Write the listing below out again exactly, dropping the images.

* **Data**
• • •

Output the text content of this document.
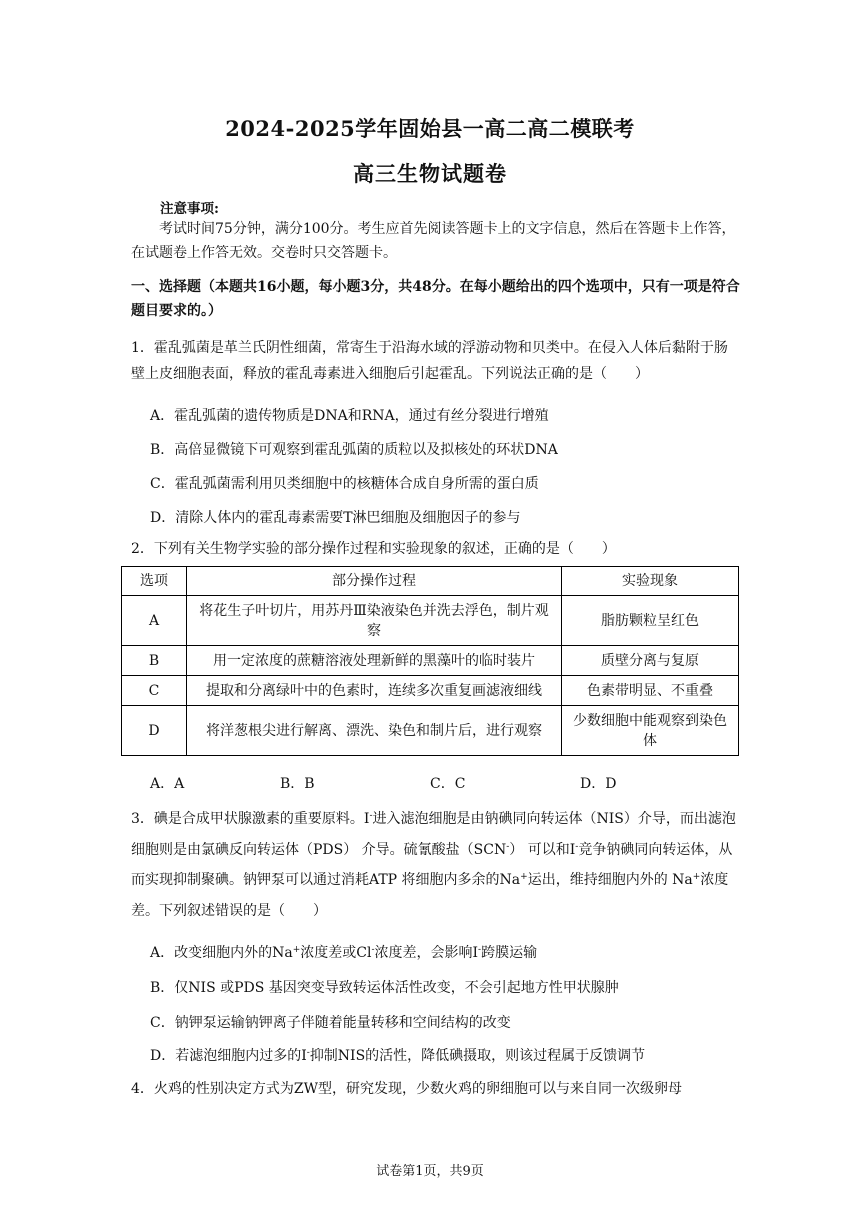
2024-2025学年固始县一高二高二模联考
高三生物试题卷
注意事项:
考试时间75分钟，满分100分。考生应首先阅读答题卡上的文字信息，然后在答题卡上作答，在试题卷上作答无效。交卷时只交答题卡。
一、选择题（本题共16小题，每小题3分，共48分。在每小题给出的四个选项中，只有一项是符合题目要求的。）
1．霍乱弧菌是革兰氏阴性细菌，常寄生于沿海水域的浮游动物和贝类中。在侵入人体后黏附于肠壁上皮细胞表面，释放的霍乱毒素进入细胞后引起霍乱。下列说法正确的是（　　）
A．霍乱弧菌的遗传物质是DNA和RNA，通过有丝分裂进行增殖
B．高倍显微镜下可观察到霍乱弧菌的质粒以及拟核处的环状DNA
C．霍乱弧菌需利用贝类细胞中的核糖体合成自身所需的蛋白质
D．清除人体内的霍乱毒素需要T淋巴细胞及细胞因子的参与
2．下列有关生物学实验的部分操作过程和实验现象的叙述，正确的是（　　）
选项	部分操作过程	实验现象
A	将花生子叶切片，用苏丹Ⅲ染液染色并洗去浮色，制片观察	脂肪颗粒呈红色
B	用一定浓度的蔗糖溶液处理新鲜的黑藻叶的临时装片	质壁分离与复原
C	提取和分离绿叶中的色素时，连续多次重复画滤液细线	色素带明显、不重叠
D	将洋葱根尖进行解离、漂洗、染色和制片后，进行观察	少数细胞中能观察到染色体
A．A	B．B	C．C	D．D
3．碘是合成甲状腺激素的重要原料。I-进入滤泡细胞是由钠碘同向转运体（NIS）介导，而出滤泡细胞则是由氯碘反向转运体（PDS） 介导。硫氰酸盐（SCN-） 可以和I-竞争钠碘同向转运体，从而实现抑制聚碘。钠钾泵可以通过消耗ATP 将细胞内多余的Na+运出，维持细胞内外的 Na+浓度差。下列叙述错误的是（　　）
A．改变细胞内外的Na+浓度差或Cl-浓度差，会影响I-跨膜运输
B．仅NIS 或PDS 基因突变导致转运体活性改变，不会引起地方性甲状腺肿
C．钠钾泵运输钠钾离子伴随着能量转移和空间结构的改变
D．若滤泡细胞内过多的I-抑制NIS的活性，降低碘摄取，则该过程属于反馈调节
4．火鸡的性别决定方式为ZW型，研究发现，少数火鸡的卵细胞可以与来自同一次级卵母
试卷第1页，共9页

• • •

* **Solved problem**
Output the text content of this document.
2024-2025学年固始县一高二高二模联考
高三生物试题卷
注意事项:
考试时间75分钟，满分100分。考生应首先阅读答题卡上的文字信息，然后在答题卡上作答，在试题卷上作答无效。交卷时只交答题卡。
一、选择题（本题共16小题，每小题3分，共48分。在每小题给出的四个选项中，只有一项是符合题目要求的。）
1．霍乱弧菌是革兰氏阴性细菌，常寄生于沿海水域的浮游动物和贝类中。在侵入人体后黏附于肠壁上皮细胞表面，释放的霍乱毒素进入细胞后引起霍乱。下列说法正确的是（　　）
A．霍乱弧菌的遗传物质是DNA和RNA，通过有丝分裂进行增殖
B．高倍显微镜下可观察到霍乱弧菌的质粒以及拟核处的环状DNA
C．霍乱弧菌需利用贝类细胞中的核糖体合成自身所需的蛋白质
D．清除人体内的霍乱毒素需要T淋巴细胞及细胞因子的参与
2．下列有关生物学实验的部分操作过程和实验现象的叙述，正确的是（　　）
选项	部分操作过程	实验现象
A	将花生子叶切片，用苏丹Ⅲ染液染色并洗去浮色，制片观察	脂肪颗粒呈红色
B	用一定浓度的蔗糖溶液处理新鲜的黑藻叶的临时装片	质壁分离与复原
C	提取和分离绿叶中的色素时，连续多次重复画滤液细线	色素带明显、不重叠
D	将洋葱根尖进行解离、漂洗、染色和制片后，进行观察	少数细胞中能观察到染色体
A．A	B．B	C．C	D．D
3．碘是合成甲状腺激素的重要原料。I-进入滤泡细胞是由钠碘同向转运体（NIS）介导，而出滤泡细胞则是由氯碘反向转运体（PDS） 介导。硫氰酸盐（SCN-） 可以和I-竞争钠碘同向转运体，从而实现抑制聚碘。钠钾泵可以通过消耗ATP 将细胞内多余的Na+运出，维持细胞内外的 Na+浓度差。下列叙述错误的是（　　）
A．改变细胞内外的Na+浓度差或Cl-浓度差，会影响I-跨膜运输
B．仅NIS 或PDS 基因突变导致转运体活性改变，不会引起地方性甲状腺肿
C．钠钾泵运输钠钾离子伴随着能量转移和空间结构的改变
D．若滤泡细胞内过多的I-抑制NIS的活性，降低碘摄取，则该过程属于反馈调节
4．火鸡的性别决定方式为ZW型，研究发现，少数火鸡的卵细胞可以与来自同一次级卵母
试卷第1页，共9页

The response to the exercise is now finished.